DIRECTIONS
Send back the entries below exactly as they appear.

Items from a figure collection
┌──

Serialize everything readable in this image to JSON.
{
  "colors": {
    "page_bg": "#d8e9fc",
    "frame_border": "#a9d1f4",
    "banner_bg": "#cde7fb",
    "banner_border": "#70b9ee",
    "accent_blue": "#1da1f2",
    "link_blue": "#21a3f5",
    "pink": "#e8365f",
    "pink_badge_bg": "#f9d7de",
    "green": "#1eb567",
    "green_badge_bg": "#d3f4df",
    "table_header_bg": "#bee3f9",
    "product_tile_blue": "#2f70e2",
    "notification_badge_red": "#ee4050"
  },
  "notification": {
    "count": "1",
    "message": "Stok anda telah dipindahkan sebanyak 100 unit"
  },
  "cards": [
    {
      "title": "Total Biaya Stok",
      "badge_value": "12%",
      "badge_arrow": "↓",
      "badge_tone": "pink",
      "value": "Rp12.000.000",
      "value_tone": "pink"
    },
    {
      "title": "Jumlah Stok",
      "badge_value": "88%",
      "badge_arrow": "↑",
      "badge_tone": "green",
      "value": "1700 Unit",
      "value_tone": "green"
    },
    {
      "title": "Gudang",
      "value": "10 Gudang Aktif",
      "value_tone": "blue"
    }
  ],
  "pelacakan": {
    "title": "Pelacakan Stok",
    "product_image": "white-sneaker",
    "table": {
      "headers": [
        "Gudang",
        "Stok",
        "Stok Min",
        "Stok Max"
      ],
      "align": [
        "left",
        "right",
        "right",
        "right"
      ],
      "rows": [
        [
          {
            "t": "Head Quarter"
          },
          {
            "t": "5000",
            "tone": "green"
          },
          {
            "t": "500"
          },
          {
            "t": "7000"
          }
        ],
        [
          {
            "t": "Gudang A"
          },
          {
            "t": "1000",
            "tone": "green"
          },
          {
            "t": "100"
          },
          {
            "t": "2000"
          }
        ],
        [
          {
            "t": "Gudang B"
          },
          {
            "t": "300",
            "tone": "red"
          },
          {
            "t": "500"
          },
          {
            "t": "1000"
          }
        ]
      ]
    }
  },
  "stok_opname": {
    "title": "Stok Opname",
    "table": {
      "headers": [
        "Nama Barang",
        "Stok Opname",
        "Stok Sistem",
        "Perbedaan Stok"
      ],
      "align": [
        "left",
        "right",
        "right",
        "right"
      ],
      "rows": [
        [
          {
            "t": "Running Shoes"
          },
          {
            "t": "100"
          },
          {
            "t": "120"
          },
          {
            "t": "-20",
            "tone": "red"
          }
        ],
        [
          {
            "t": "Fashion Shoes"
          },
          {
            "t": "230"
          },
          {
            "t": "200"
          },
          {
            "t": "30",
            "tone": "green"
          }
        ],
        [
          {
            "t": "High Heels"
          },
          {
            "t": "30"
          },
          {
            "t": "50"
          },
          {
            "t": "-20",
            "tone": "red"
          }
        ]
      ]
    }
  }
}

└──

SOLVED PROBLEM
Serialize everything readable in this image to JSON.
{
  "colors": {
    "page_bg": "#d8e9fc",
    "frame_border": "#a9d1f4",
    "banner_bg": "#cde7fb",
    "banner_border": "#70b9ee",
    "accent_blue": "#1da1f2",
    "link_blue": "#21a3f5",
    "pink": "#e8365f",
    "pink_badge_bg": "#f9d7de",
    "green": "#1eb567",
    "green_badge_bg": "#d3f4df",
    "table_header_bg": "#bee3f9",
    "product_tile_blue": "#2f70e2",
    "notification_badge_red": "#ee4050"
  },
  "notification": {
    "count": "1",
    "message": "Stok anda telah dipindahkan sebanyak 100 unit"
  },
  "cards": [
    {
      "title": "Total Biaya Stok",
      "badge_value": "12%",
      "badge_arrow": "↓",
      "badge_tone": "pink",
      "value": "Rp12.000.000",
      "value_tone": "pink"
    },
    {
      "title": "Jumlah Stok",
      "badge_value": "88%",
      "badge_arrow": "↑",
      "badge_tone": "green",
      "value": "1700 Unit",
      "value_tone": "green"
    },
    {
      "title": "Gudang",
      "value": "10 Gudang Aktif",
      "value_tone": "blue"
    }
  ],
  "pelacakan": {
    "title": "Pelacakan Stok",
    "product_image": "white-sneaker",
    "table": {
      "headers": [
        "Gudang",
        "Stok",
        "Stok Min",
        "Stok Max"
      ],
      "align": [
        "left",
        "right",
        "right",
        "right"
      ],
      "rows": [
        [
          {
            "t": "Head Quarter"
          },
          {
            "t": "5000",
            "tone": "green"
          },
          {
            "t": "500"
          },
          {
            "t": "7000"
          }
        ],
        [
          {
            "t": "Gudang A"
          },
          {
            "t": "1000",
            "tone": "green"
          },
          {
            "t": "100"
          },
          {
            "t": "2000"
          }
        ],
        [
          {
            "t": "Gudang B"
          },
          {
            "t": "300",
            "tone": "red"
          },
          {
            "t": "500"
          },
          {
            "t": "1000"
          }
        ]
      ]
    }
  },
  "stok_opname": {
    "title": "Stok Opname",
    "table": {
      "headers": [
        "Nama Barang",
        "Stok Opname",
        "Stok Sistem",
        "Perbedaan Stok"
      ],
      "align": [
        "left",
        "right",
        "right",
        "right"
      ],
      "rows": [
        [
          {
            "t": "Running Shoes"
          },
          {
            "t": "100"
          },
          {
            "t": "120"
          },
          {
            "t": "-20",
            "tone": "red"
          }
        ],
        [
          {
            "t": "Fashion Shoes"
          },
          {
            "t": "230"
          },
          {
            "t": "200"
          },
          {
            "t": "30",
            "tone": "green"
          }
        ],
        [
          {
            "t": "High Heels"
          },
          {
            "t": "30"
          },
          {
            "t": "50"
          },
          {
            "t": "-20",
            "tone": "red"
          }
        ]
      ]
    }
  }
}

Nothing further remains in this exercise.